- **EXERCISE DIRECTIONS**:
Find each line containing the string "офлайн". Copy it.

»»

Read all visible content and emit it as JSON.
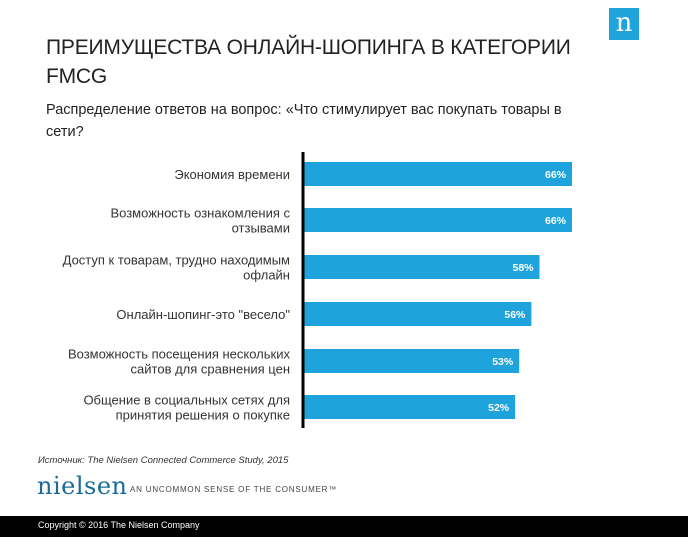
{
  "logo": {
    "glyph": "n"
  },
  "title": "ПРЕИМУЩЕСТВА ОНЛАЙН-ШОПИНГА В КАТЕГОРИИ FMCG",
  "subtitle": "Распределение ответов на вопрос: «Что стимулирует вас покупать товары в сети?",
  "chart_data": {
    "type": "bar",
    "orientation": "horizontal",
    "categories": [
      "Экономия времени",
      "Возможность ознакомления с отзывами",
      "Доступ к товарам, трудно находимым офлайн",
      "Онлайн-шопинг-это \"весело\"",
      "Возможность посещения нескольких сайтов для сравнения цен",
      "Общение в социальных сетях для принятия решения о покупке"
    ],
    "category_lines": [
      [
        "Экономия времени"
      ],
      [
        "Возможность ознакомления с",
        "отзывами"
      ],
      [
        "Доступ к товарам, трудно находимым",
        "офлайн"
      ],
      [
        "Онлайн-шопинг-это \"весело\""
      ],
      [
        "Возможность посещения нескольких",
        "сайтов для сравнения цен"
      ],
      [
        "Общение в социальных сетях для",
        "принятия решения о покупке"
      ]
    ],
    "values": [
      66,
      66,
      58,
      56,
      53,
      52
    ],
    "value_labels": [
      "66%",
      "66%",
      "58%",
      "56%",
      "53%",
      "52%"
    ],
    "bar_color": "#1fa3dc",
    "axis_color": "#000000"
  },
  "source": "Источник: The Nielsen Connected Commerce Study, 2015",
  "brand": {
    "name": "nielsen",
    "tagline": "AN UNCOMMON SENSE OF THE CONSUMER™"
  },
  "footer": {
    "copyright": "Copyright © 2016 The Nielsen Company"
  }
}
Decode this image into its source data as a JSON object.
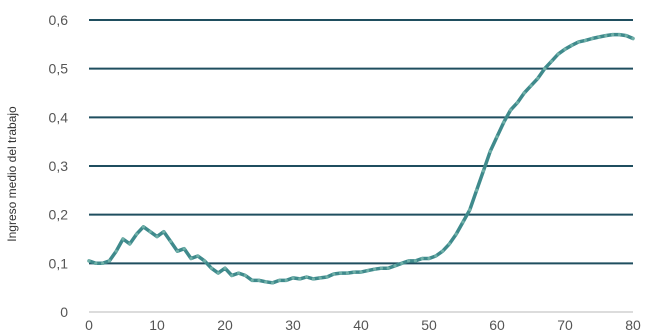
{
  "chart_data": {
    "type": "line",
    "title": "",
    "xlabel": "",
    "ylabel": "Ingreso medio del trabajo",
    "xlim": [
      0,
      80
    ],
    "ylim": [
      0,
      0.6
    ],
    "x_ticks": [
      0,
      10,
      20,
      30,
      40,
      50,
      60,
      70,
      80
    ],
    "y_ticks": [
      0,
      0.1,
      0.2,
      0.3,
      0.4,
      0.5,
      0.6
    ],
    "x_tick_labels": [
      "0",
      "10",
      "20",
      "30",
      "40",
      "50",
      "60",
      "70",
      "80"
    ],
    "y_tick_labels": [
      "0",
      "0,1",
      "0,2",
      "0,3",
      "0,4",
      "0,5",
      "0,6"
    ],
    "grid": "horizontal",
    "legend": "none",
    "line_color": "#3f8a8c",
    "grid_color": "#1f4e5f",
    "series": [
      {
        "x": [
          0,
          1,
          2,
          3,
          4,
          5,
          6,
          7,
          8,
          9,
          10,
          11,
          12,
          13,
          14,
          15,
          16,
          17,
          18,
          19,
          20,
          21,
          22,
          23,
          24,
          25,
          26,
          27,
          28,
          29,
          30,
          31,
          32,
          33,
          34,
          35,
          36,
          37,
          38,
          39,
          40,
          41,
          42,
          43,
          44,
          45,
          46,
          47,
          48,
          49,
          50,
          51,
          52,
          53,
          54,
          55,
          56,
          57,
          58,
          59,
          60,
          61,
          62,
          63,
          64,
          65,
          66,
          67,
          68,
          69,
          70,
          71,
          72,
          73,
          74,
          75,
          76,
          77,
          78,
          79,
          80
        ],
        "y": [
          0.105,
          0.1,
          0.1,
          0.105,
          0.125,
          0.15,
          0.14,
          0.16,
          0.175,
          0.165,
          0.155,
          0.165,
          0.145,
          0.125,
          0.13,
          0.11,
          0.115,
          0.105,
          0.09,
          0.08,
          0.09,
          0.075,
          0.08,
          0.075,
          0.065,
          0.065,
          0.062,
          0.06,
          0.065,
          0.065,
          0.07,
          0.068,
          0.072,
          0.068,
          0.07,
          0.072,
          0.078,
          0.08,
          0.08,
          0.082,
          0.082,
          0.085,
          0.088,
          0.09,
          0.09,
          0.095,
          0.1,
          0.105,
          0.105,
          0.11,
          0.11,
          0.115,
          0.125,
          0.14,
          0.16,
          0.185,
          0.21,
          0.25,
          0.29,
          0.33,
          0.36,
          0.39,
          0.415,
          0.43,
          0.45,
          0.465,
          0.48,
          0.5,
          0.515,
          0.53,
          0.54,
          0.548,
          0.555,
          0.558,
          0.562,
          0.565,
          0.568,
          0.57,
          0.57,
          0.568,
          0.562
        ]
      }
    ]
  }
}
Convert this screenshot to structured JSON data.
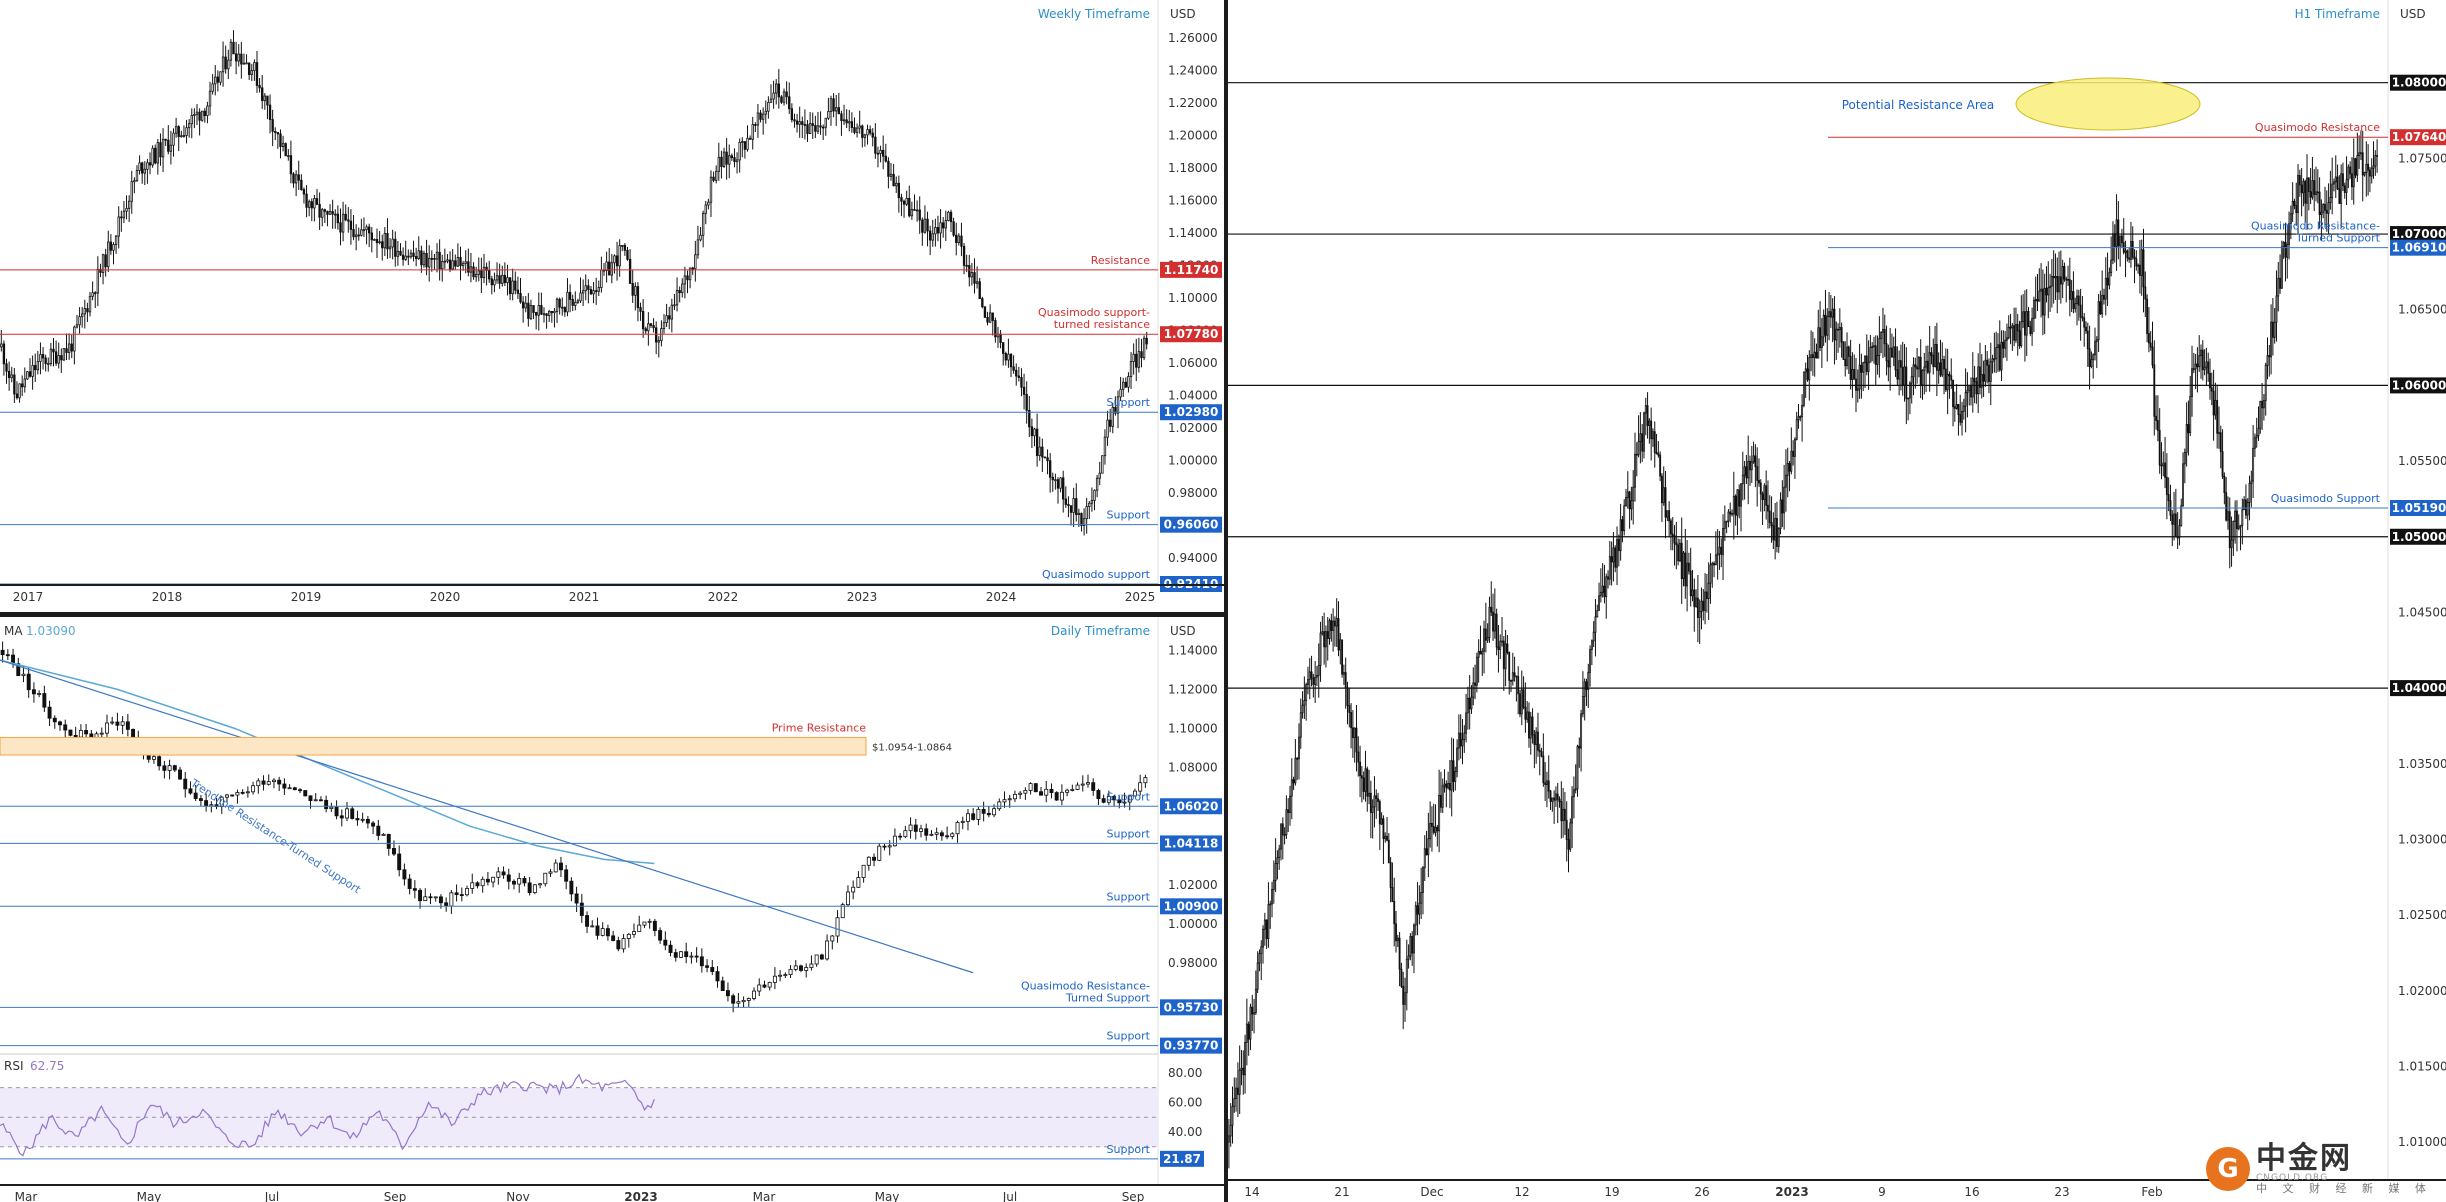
{
  "colors": {
    "up": "#111111",
    "down": "#111111",
    "red": "#d32f2f",
    "blue": "#1e63c9",
    "blueLine": "#3d77c4",
    "black": "#111111",
    "ma": "#5aa9d6",
    "rsi": "#9575cd",
    "rsiBand": "#f0ebfa",
    "zone": "#fde6c5",
    "zoneBorder": "#f4a743",
    "ellipse": "#f9ee7a",
    "ellipseBorder": "#cbbd27",
    "axisText": "#333333"
  },
  "watermark": {
    "brand": "中金网",
    "sub1": "CNGOLD.ORG",
    "sub2": "中 文 财 经 新 媒 体"
  },
  "chart_data": [
    {
      "id": "weekly",
      "type": "candlestick",
      "title": "Weekly Timeframe",
      "currency": "USD",
      "ylim": [
        0.9241,
        1.281
      ],
      "yticks": [
        0.94,
        0.96,
        0.98,
        1.0,
        1.02,
        1.04,
        1.06,
        1.08,
        1.1,
        1.12,
        1.14,
        1.16,
        1.18,
        1.2,
        1.22,
        1.24,
        1.26
      ],
      "ytick_labels": [
        "0.94000",
        "0.96000",
        "0.98000",
        "1.00000",
        "1.02000",
        "1.04000",
        "1.06000",
        "1.08000",
        "1.10000",
        "1.12000",
        "1.14000",
        "1.16000",
        "1.18000",
        "1.20000",
        "1.22000",
        "1.24000",
        "1.26000"
      ],
      "xticks": [
        "2017",
        "2018",
        "2019",
        "2020",
        "2021",
        "2022",
        "2023",
        "2024",
        "2025"
      ],
      "series_path": [
        [
          0,
          1.07
        ],
        [
          3,
          1.04
        ],
        [
          8,
          1.06
        ],
        [
          15,
          1.07
        ],
        [
          22,
          1.12
        ],
        [
          30,
          1.18
        ],
        [
          38,
          1.2
        ],
        [
          45,
          1.22
        ],
        [
          50,
          1.255
        ],
        [
          55,
          1.24
        ],
        [
          60,
          1.2
        ],
        [
          65,
          1.165
        ],
        [
          70,
          1.15
        ],
        [
          80,
          1.14
        ],
        [
          90,
          1.125
        ],
        [
          100,
          1.12
        ],
        [
          110,
          1.11
        ],
        [
          115,
          1.09
        ],
        [
          125,
          1.1
        ],
        [
          130,
          1.11
        ],
        [
          135,
          1.13
        ],
        [
          140,
          1.08
        ],
        [
          143,
          1.075
        ],
        [
          147,
          1.1
        ],
        [
          150,
          1.12
        ],
        [
          155,
          1.18
        ],
        [
          160,
          1.19
        ],
        [
          165,
          1.21
        ],
        [
          168,
          1.23
        ],
        [
          172,
          1.215
        ],
        [
          177,
          1.2
        ],
        [
          181,
          1.22
        ],
        [
          186,
          1.205
        ],
        [
          191,
          1.19
        ],
        [
          196,
          1.16
        ],
        [
          202,
          1.14
        ],
        [
          206,
          1.15
        ],
        [
          210,
          1.12
        ],
        [
          213,
          1.1
        ],
        [
          217,
          1.07
        ],
        [
          221,
          1.05
        ],
        [
          225,
          1.01
        ],
        [
          229,
          0.99
        ],
        [
          232,
          0.975
        ],
        [
          235,
          0.965
        ],
        [
          238,
          0.98
        ],
        [
          240,
          1.02
        ],
        [
          243,
          1.04
        ],
        [
          246,
          1.06
        ],
        [
          249,
          1.072
        ]
      ],
      "levels": [
        {
          "value": 1.1174,
          "badge": "1.11740",
          "label": "Resistance",
          "color": "red"
        },
        {
          "value": 1.0778,
          "badge": "1.07780",
          "label": "Quasimodo support-\nturned resistance",
          "color": "red"
        },
        {
          "value": 1.0298,
          "badge": "1.02980",
          "label": "Support",
          "color": "blue"
        },
        {
          "value": 0.9606,
          "badge": "0.96060",
          "label": "Support",
          "color": "blue"
        },
        {
          "value": 0.9241,
          "badge": "0.92410",
          "label": "Quasimodo support",
          "color": "blue"
        }
      ]
    },
    {
      "id": "daily",
      "type": "candlestick",
      "title": "Daily Timeframe",
      "currency": "USD",
      "ylim": [
        0.937,
        1.155
      ],
      "yticks": [
        0.98,
        1.0,
        1.02,
        1.04,
        1.06,
        1.08,
        1.1,
        1.12,
        1.14
      ],
      "ytick_labels": [
        "0.98000",
        "1.00000",
        "1.02000",
        "1.04000",
        "1.06000",
        "1.08000",
        "1.10000",
        "1.12000",
        "1.14000"
      ],
      "xticks": [
        "Mar",
        "May",
        "Jul",
        "Sep",
        "Nov",
        "2023",
        "Mar",
        "May",
        "Jul",
        "Sep"
      ],
      "ma_label": "MA",
      "ma_value": "1.03090",
      "series_path": [
        [
          0,
          1.14
        ],
        [
          10,
          1.12
        ],
        [
          20,
          1.1
        ],
        [
          30,
          1.095
        ],
        [
          40,
          1.105
        ],
        [
          50,
          1.085
        ],
        [
          60,
          1.075
        ],
        [
          70,
          1.06
        ],
        [
          80,
          1.065
        ],
        [
          90,
          1.075
        ],
        [
          100,
          1.07
        ],
        [
          110,
          1.06
        ],
        [
          120,
          1.055
        ],
        [
          130,
          1.045
        ],
        [
          140,
          1.015
        ],
        [
          150,
          1.01
        ],
        [
          160,
          1.02
        ],
        [
          170,
          1.025
        ],
        [
          180,
          1.018
        ],
        [
          190,
          1.03
        ],
        [
          200,
          1.0
        ],
        [
          210,
          0.99
        ],
        [
          220,
          1.0
        ],
        [
          230,
          0.985
        ],
        [
          240,
          0.98
        ],
        [
          250,
          0.96
        ],
        [
          260,
          0.97
        ],
        [
          270,
          0.975
        ],
        [
          280,
          0.985
        ],
        [
          290,
          1.02
        ],
        [
          300,
          1.04
        ],
        [
          310,
          1.05
        ],
        [
          320,
          1.045
        ],
        [
          330,
          1.055
        ],
        [
          340,
          1.06
        ],
        [
          350,
          1.07
        ],
        [
          360,
          1.065
        ],
        [
          370,
          1.07
        ],
        [
          380,
          1.06
        ],
        [
          390,
          1.072
        ]
      ],
      "ma_path": [
        [
          0,
          1.135
        ],
        [
          70,
          1.12
        ],
        [
          140,
          1.1
        ],
        [
          210,
          1.075
        ],
        [
          280,
          1.05
        ],
        [
          320,
          1.04
        ],
        [
          360,
          1.033
        ],
        [
          390,
          1.0309
        ]
      ],
      "trendline": {
        "from": [
          0,
          1.135
        ],
        "to": [
          400,
          0.975
        ],
        "label": "Trendline Resistance-Turned Support"
      },
      "zone": {
        "from": 1.0954,
        "to": 1.0864,
        "label": "Prime Resistance",
        "range_label": "$1.0954-1.0864"
      },
      "levels": [
        {
          "value": 1.0602,
          "badge": "1.06020",
          "label": "Support",
          "color": "blue"
        },
        {
          "value": 1.04118,
          "badge": "1.04118",
          "label": "Support",
          "color": "blue"
        },
        {
          "value": 1.009,
          "badge": "1.00900",
          "label": "Support",
          "color": "blue"
        },
        {
          "value": 0.9573,
          "badge": "0.95730",
          "label": "Quasimodo Resistance-\nTurned Support",
          "color": "blue"
        },
        {
          "value": 0.9377,
          "badge": "0.93770",
          "label": "Support",
          "color": "blue"
        }
      ],
      "rsi": {
        "label": "RSI",
        "value": "62.75",
        "ylim": [
          15,
          90
        ],
        "yticks": [
          40,
          60,
          80
        ],
        "ytick_labels": [
          "40.00",
          "60.00",
          "80.00"
        ],
        "upper": 70,
        "lower": 30,
        "support": 21.87,
        "support_badge": "21.87",
        "support_label": "Support",
        "path": [
          [
            0,
            45
          ],
          [
            15,
            25
          ],
          [
            30,
            50
          ],
          [
            45,
            35
          ],
          [
            60,
            55
          ],
          [
            75,
            30
          ],
          [
            90,
            60
          ],
          [
            105,
            45
          ],
          [
            120,
            55
          ],
          [
            135,
            35
          ],
          [
            150,
            30
          ],
          [
            165,
            55
          ],
          [
            180,
            40
          ],
          [
            195,
            50
          ],
          [
            210,
            35
          ],
          [
            225,
            55
          ],
          [
            240,
            30
          ],
          [
            255,
            60
          ],
          [
            270,
            45
          ],
          [
            285,
            65
          ],
          [
            300,
            70
          ],
          [
            315,
            72
          ],
          [
            330,
            68
          ],
          [
            345,
            75
          ],
          [
            360,
            70
          ],
          [
            375,
            72
          ],
          [
            385,
            55
          ],
          [
            390,
            62.75
          ]
        ]
      }
    },
    {
      "id": "h1",
      "type": "candlestick",
      "title": "H1 Timeframe",
      "currency": "USD",
      "ylim": [
        1.0075,
        1.0852
      ],
      "yticks": [
        1.01,
        1.015,
        1.02,
        1.025,
        1.03,
        1.035,
        1.04,
        1.045,
        1.05,
        1.055,
        1.06,
        1.065,
        1.07,
        1.075
      ],
      "ytick_labels": [
        "1.01000",
        "1.01500",
        "1.02000",
        "1.02500",
        "1.03000",
        "1.03500",
        "1.04000",
        "1.04500",
        "1.05000",
        "1.05500",
        "1.06000",
        "1.06500",
        "1.07000",
        "1.07500"
      ],
      "xticks": [
        "14",
        "21",
        "Dec",
        "12",
        "19",
        "26",
        "2023",
        "9",
        "16",
        "23",
        "Feb"
      ],
      "series_path": [
        [
          0,
          1.01
        ],
        [
          3,
          1.02
        ],
        [
          6,
          1.03
        ],
        [
          9,
          1.04
        ],
        [
          12,
          1.045
        ],
        [
          15,
          1.035
        ],
        [
          18,
          1.03
        ],
        [
          20,
          1.02
        ],
        [
          23,
          1.03
        ],
        [
          26,
          1.035
        ],
        [
          30,
          1.045
        ],
        [
          33,
          1.04
        ],
        [
          36,
          1.035
        ],
        [
          39,
          1.03
        ],
        [
          42,
          1.045
        ],
        [
          45,
          1.05
        ],
        [
          48,
          1.058
        ],
        [
          51,
          1.05
        ],
        [
          54,
          1.045
        ],
        [
          57,
          1.05
        ],
        [
          60,
          1.055
        ],
        [
          63,
          1.05
        ],
        [
          66,
          1.06
        ],
        [
          69,
          1.065
        ],
        [
          72,
          1.06
        ],
        [
          75,
          1.063
        ],
        [
          78,
          1.06
        ],
        [
          81,
          1.062
        ],
        [
          84,
          1.058
        ],
        [
          87,
          1.061
        ],
        [
          90,
          1.063
        ],
        [
          93,
          1.065
        ],
        [
          96,
          1.068
        ],
        [
          99,
          1.062
        ],
        [
          102,
          1.07
        ],
        [
          105,
          1.068
        ],
        [
          107,
          1.055
        ],
        [
          109,
          1.05
        ],
        [
          111,
          1.062
        ],
        [
          113,
          1.06
        ],
        [
          115,
          1.05
        ],
        [
          117,
          1.052
        ],
        [
          119,
          1.06
        ],
        [
          121,
          1.068
        ],
        [
          123,
          1.073
        ],
        [
          126,
          1.072
        ],
        [
          129,
          1.074
        ],
        [
          132,
          1.075
        ]
      ],
      "levels": [
        {
          "value": 1.08,
          "badge": "1.08000",
          "label": "",
          "color": "black"
        },
        {
          "value": 1.0764,
          "badge": "1.07640",
          "label": "Quasimodo Resistance",
          "color": "red"
        },
        {
          "value": 1.07,
          "badge": "1.07000",
          "label": "",
          "color": "black"
        },
        {
          "value": 1.0691,
          "badge": "1.06910",
          "label": "Quasimodo Resistance-\nTurned Support",
          "color": "blue"
        },
        {
          "value": 1.06,
          "badge": "1.06000",
          "label": "",
          "color": "black"
        },
        {
          "value": 1.0519,
          "badge": "1.05190",
          "label": "Quasimodo Support",
          "color": "blue"
        },
        {
          "value": 1.05,
          "badge": "1.05000",
          "label": "",
          "color": "black"
        },
        {
          "value": 1.04,
          "badge": "1.04000",
          "label": "",
          "color": "black"
        }
      ],
      "annotation": {
        "label": "Potential Resistance Area"
      }
    }
  ]
}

««

- **CORRECT OUTPUT**:
      "Доступ к товарам, трудно находимым офлайн",
        "офлайн"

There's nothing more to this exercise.